» **Instructions to follow**
Return every line below in which "start" appears.

» **Exercise inputs**
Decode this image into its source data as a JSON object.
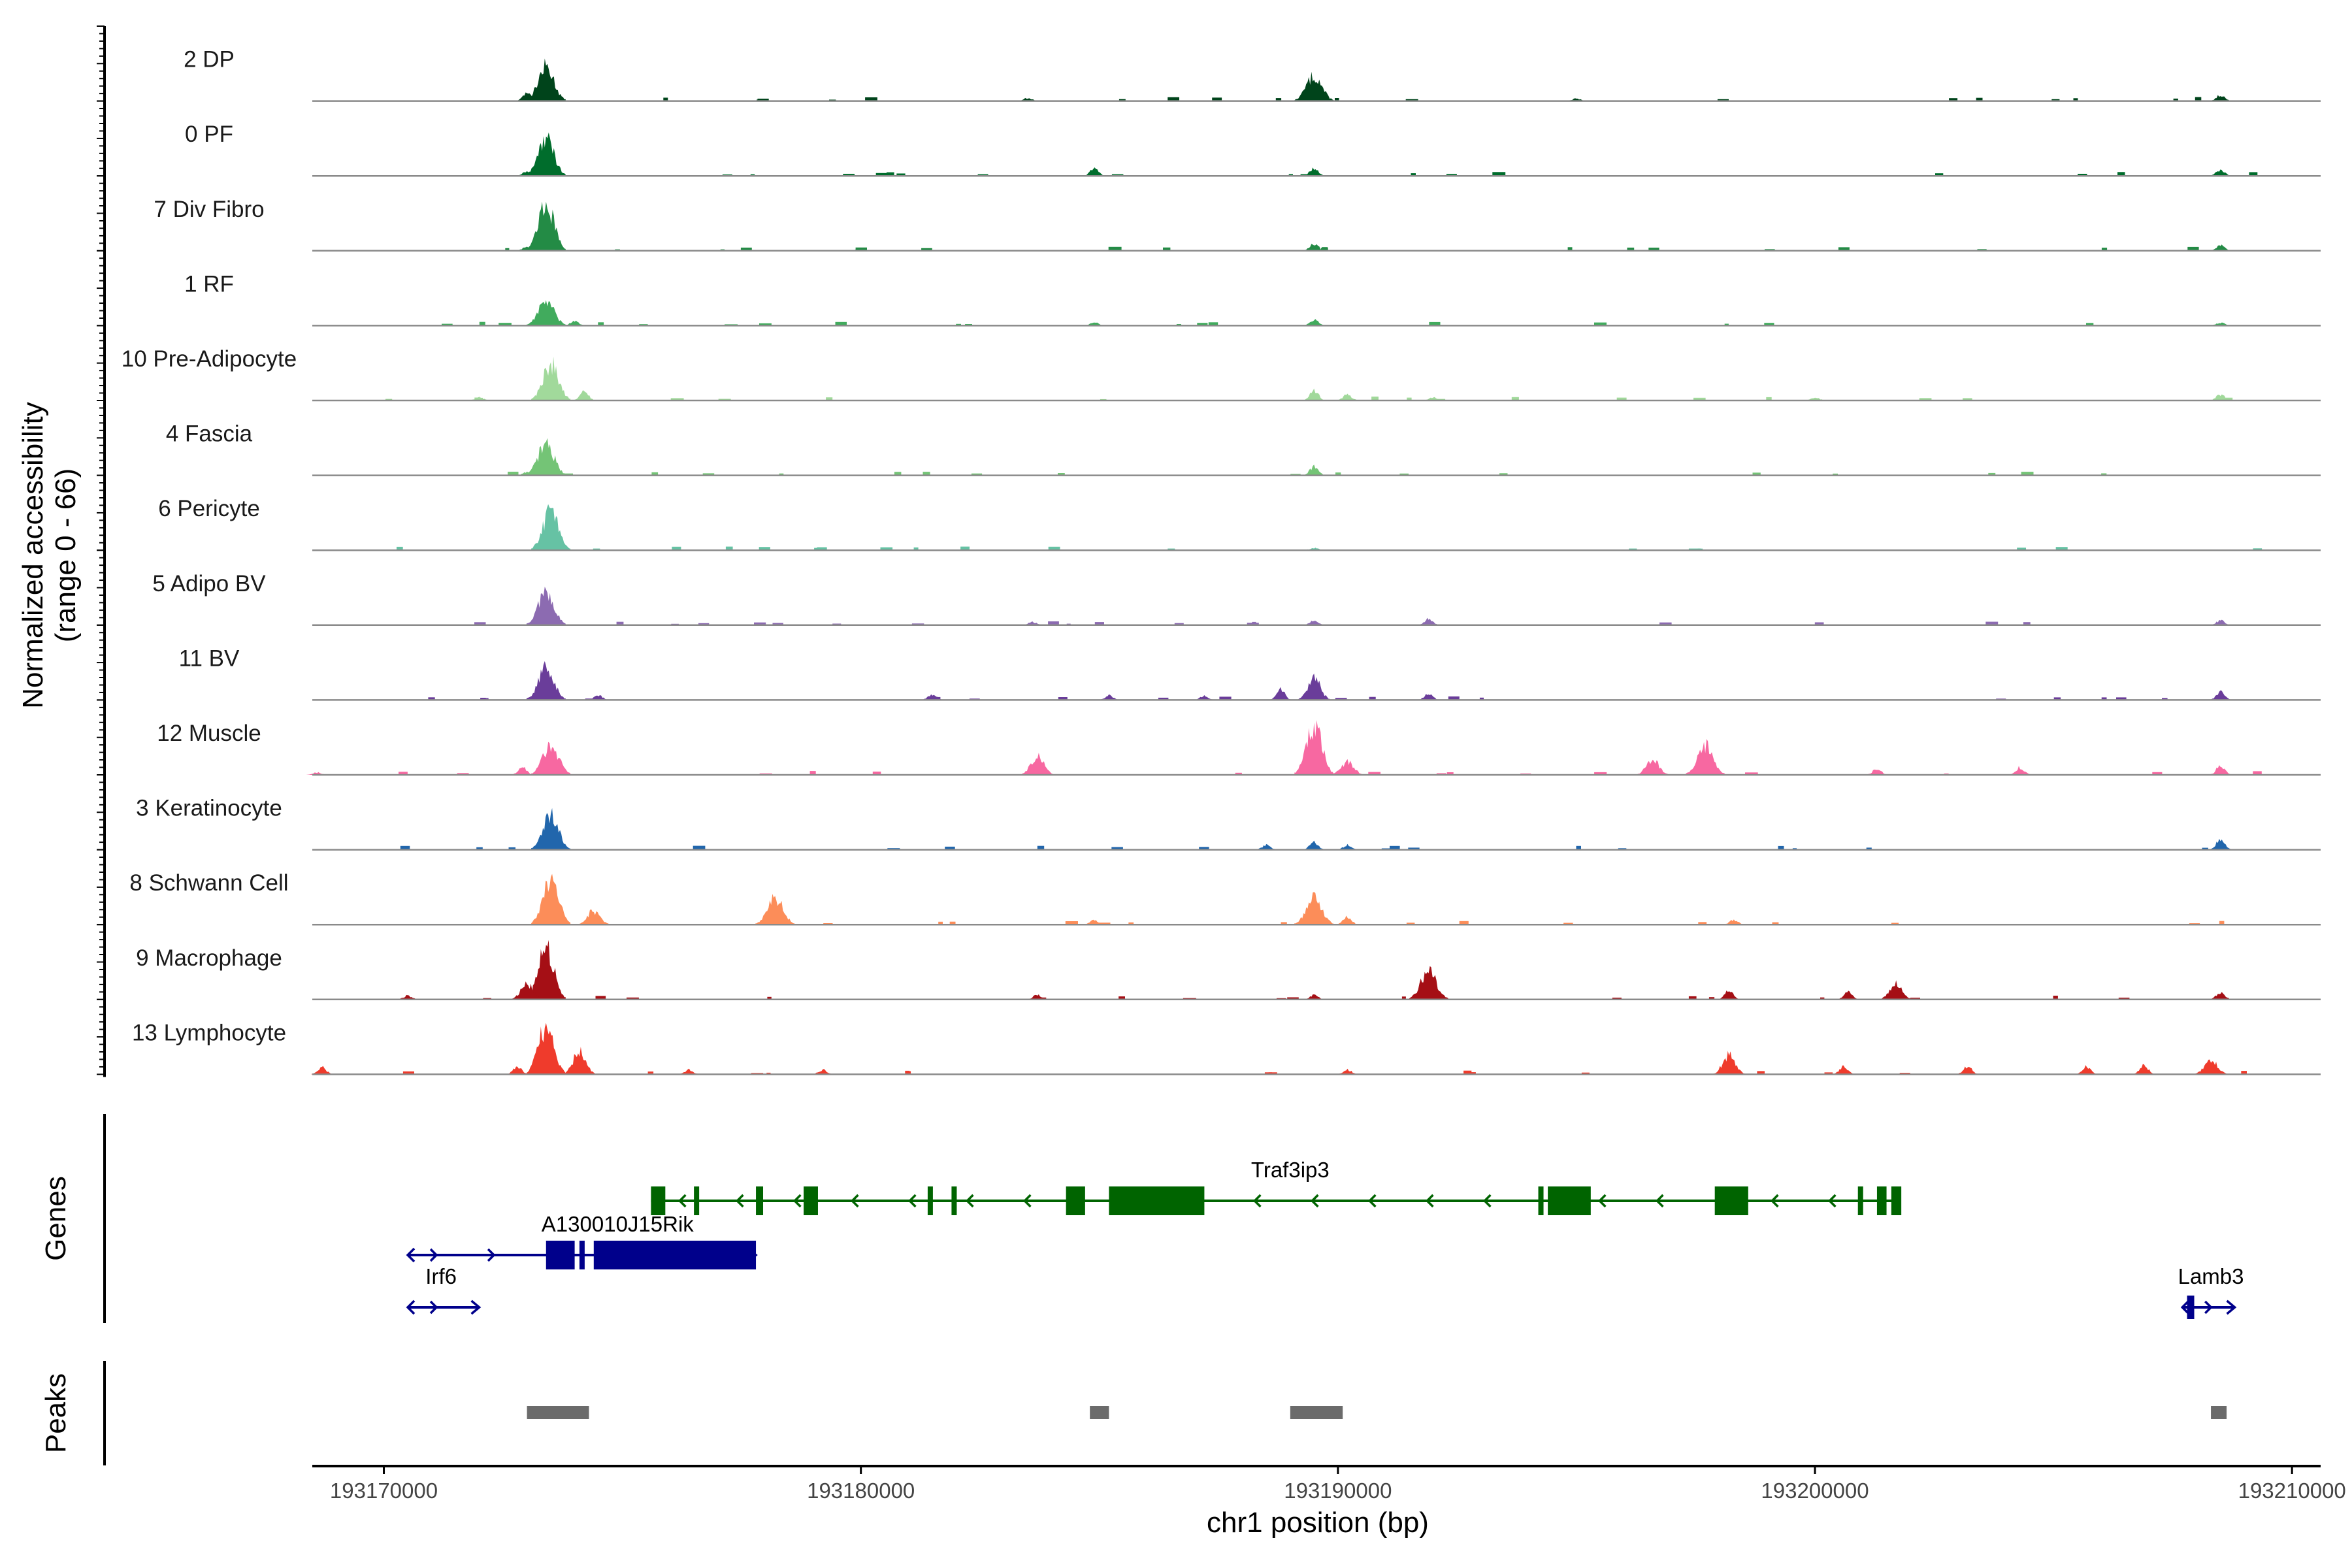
{
  "chart_data": {
    "type": "area",
    "x_range": [
      193168500,
      193210600
    ],
    "xlabel": "chr1 position (bp)",
    "x_ticks": [
      193170000,
      193180000,
      193190000,
      193200000,
      193210000
    ],
    "x_tick_labels": [
      "193170000",
      "193180000",
      "193190000",
      "193200000",
      "193210000"
    ],
    "ylabel": [
      "Normalized accessibility",
      "(range 0 - 66)"
    ],
    "ylim": [
      0,
      66
    ],
    "panel_titles": {
      "genes": "Genes",
      "peaks": "Peaks"
    },
    "tracks": [
      {
        "name": "2 DP",
        "color": "#00441b",
        "peaks": [
          [
            193173400,
            45
          ],
          [
            193189500,
            33
          ],
          [
            193173000,
            10
          ],
          [
            193208500,
            8
          ],
          [
            193183500,
            4
          ],
          [
            193195000,
            3
          ]
        ]
      },
      {
        "name": "0 PF",
        "color": "#006d2c",
        "peaks": [
          [
            193173400,
            50
          ],
          [
            193184900,
            10
          ],
          [
            193189500,
            10
          ],
          [
            193208500,
            8
          ],
          [
            193173000,
            6
          ]
        ]
      },
      {
        "name": "7 Div Fibro",
        "color": "#238b45",
        "peaks": [
          [
            193173400,
            62
          ],
          [
            193189500,
            10
          ],
          [
            193208500,
            7
          ],
          [
            193173000,
            6
          ],
          [
            193180000,
            3
          ]
        ]
      },
      {
        "name": "1 RF",
        "color": "#41ab5d",
        "peaks": [
          [
            193173400,
            32
          ],
          [
            193189500,
            8
          ],
          [
            193184900,
            4
          ],
          [
            193208500,
            4
          ],
          [
            193174000,
            6
          ]
        ]
      },
      {
        "name": "10 Pre-Adipocyte",
        "color": "#a1d99b",
        "peaks": [
          [
            193173500,
            48
          ],
          [
            193174200,
            12
          ],
          [
            193189500,
            14
          ],
          [
            193190200,
            8
          ],
          [
            193208500,
            8
          ],
          [
            193172000,
            4
          ],
          [
            193192000,
            4
          ],
          [
            193200000,
            4
          ]
        ]
      },
      {
        "name": "4 Fascia",
        "color": "#74c476",
        "peaks": [
          [
            193173400,
            42
          ],
          [
            193189500,
            12
          ],
          [
            193173000,
            4
          ]
        ]
      },
      {
        "name": "6 Pericyte",
        "color": "#66c2a4",
        "peaks": [
          [
            193173500,
            52
          ],
          [
            193189500,
            3
          ]
        ]
      },
      {
        "name": "5 Adipo BV",
        "color": "#8c6bb1",
        "peaks": [
          [
            193173400,
            44
          ],
          [
            193189500,
            6
          ],
          [
            193191900,
            8
          ],
          [
            193183600,
            4
          ],
          [
            193208500,
            6
          ]
        ]
      },
      {
        "name": "11 BV",
        "color": "#6a3d9a",
        "peaks": [
          [
            193173400,
            42
          ],
          [
            193189500,
            30
          ],
          [
            193188800,
            14
          ],
          [
            193181500,
            8
          ],
          [
            193191900,
            8
          ],
          [
            193208500,
            10
          ],
          [
            193174500,
            6
          ],
          [
            193185200,
            6
          ],
          [
            193187200,
            5
          ]
        ]
      },
      {
        "name": "12 Muscle",
        "color": "#f768a1",
        "peaks": [
          [
            193189500,
            64
          ],
          [
            193173500,
            40
          ],
          [
            193183700,
            26
          ],
          [
            193197700,
            38
          ],
          [
            193196600,
            20
          ],
          [
            193208500,
            12
          ],
          [
            193190200,
            18
          ],
          [
            193201300,
            8
          ],
          [
            193204300,
            10
          ],
          [
            193172900,
            10
          ],
          [
            193168600,
            3
          ]
        ]
      },
      {
        "name": "3 Keratinocyte",
        "color": "#2166ac",
        "peaks": [
          [
            193173500,
            44
          ],
          [
            193208500,
            14
          ],
          [
            193189500,
            10
          ],
          [
            193188500,
            6
          ],
          [
            193190200,
            6
          ]
        ]
      },
      {
        "name": "8 Schwann Cell",
        "color": "#fc8d59",
        "peaks": [
          [
            193173500,
            58
          ],
          [
            193178200,
            36
          ],
          [
            193189500,
            34
          ],
          [
            193174400,
            18
          ],
          [
            193190200,
            10
          ],
          [
            193184900,
            6
          ],
          [
            193198300,
            6
          ]
        ]
      },
      {
        "name": "9 Macrophage",
        "color": "#a50f15",
        "peaks": [
          [
            193173400,
            66
          ],
          [
            193191900,
            38
          ],
          [
            193201700,
            20
          ],
          [
            193198200,
            12
          ],
          [
            193173000,
            20
          ],
          [
            193183700,
            6
          ],
          [
            193200700,
            10
          ],
          [
            193208500,
            10
          ],
          [
            193189500,
            6
          ],
          [
            193170500,
            5
          ]
        ]
      },
      {
        "name": "13 Lymphocyte",
        "color": "#ef3b2c",
        "peaks": [
          [
            193173400,
            62
          ],
          [
            193174100,
            30
          ],
          [
            193198200,
            26
          ],
          [
            193208300,
            20
          ],
          [
            193176400,
            6
          ],
          [
            193172800,
            10
          ],
          [
            193168700,
            10
          ],
          [
            193179200,
            6
          ],
          [
            193200600,
            10
          ],
          [
            193203200,
            10
          ],
          [
            193205700,
            10
          ],
          [
            193206900,
            12
          ],
          [
            193190200,
            6
          ]
        ]
      }
    ],
    "genes": [
      {
        "name": "Traf3ip3",
        "strand": "-",
        "start": 193175600,
        "end": 193201800,
        "color": "#006400",
        "row": 0,
        "label_pos": 193189000,
        "exons": [
          [
            193175600,
            193175900
          ],
          [
            193176500,
            193176600
          ],
          [
            193177800,
            193177950
          ],
          [
            193178800,
            193179100
          ],
          [
            193181400,
            193181500
          ],
          [
            193181900,
            193182000
          ],
          [
            193184300,
            193184700
          ],
          [
            193185200,
            193187200
          ],
          [
            193194200,
            193194300
          ],
          [
            193194400,
            193195300
          ],
          [
            193197900,
            193198600
          ],
          [
            193200900,
            193201000
          ],
          [
            193201300,
            193201500
          ],
          [
            193201600,
            193201650
          ],
          [
            193201700,
            193201800
          ]
        ]
      },
      {
        "name": "A130010J15Rik",
        "strand": "+",
        "start": 193170500,
        "end": 193177800,
        "color": "#00008b",
        "row": 1,
        "label_pos": 193174900,
        "exons": [
          [
            193173400,
            193174000
          ],
          [
            193174100,
            193174200
          ],
          [
            193174400,
            193177800
          ]
        ]
      },
      {
        "name": "Irf6",
        "strand": "+",
        "start": 193170500,
        "end": 193172000,
        "color": "#00008b",
        "row": 2,
        "label_pos": 193171200,
        "exons": []
      },
      {
        "name": "Lamb3",
        "strand": "+",
        "start": 193207700,
        "end": 193208800,
        "color": "#00008b",
        "row": 2,
        "label_pos": 193208300,
        "exons": [
          [
            193207800,
            193207950
          ]
        ]
      }
    ],
    "peak_regions": [
      [
        193173000,
        193174300
      ],
      [
        193184800,
        193185200
      ],
      [
        193189000,
        193190100
      ],
      [
        193208300,
        193208600
      ]
    ],
    "grid": false,
    "legend": "none"
  }
}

» **Written response**
        "start": 193175600,
        "start": 193170500,
        "start": 193170500,
        "start": 193207700,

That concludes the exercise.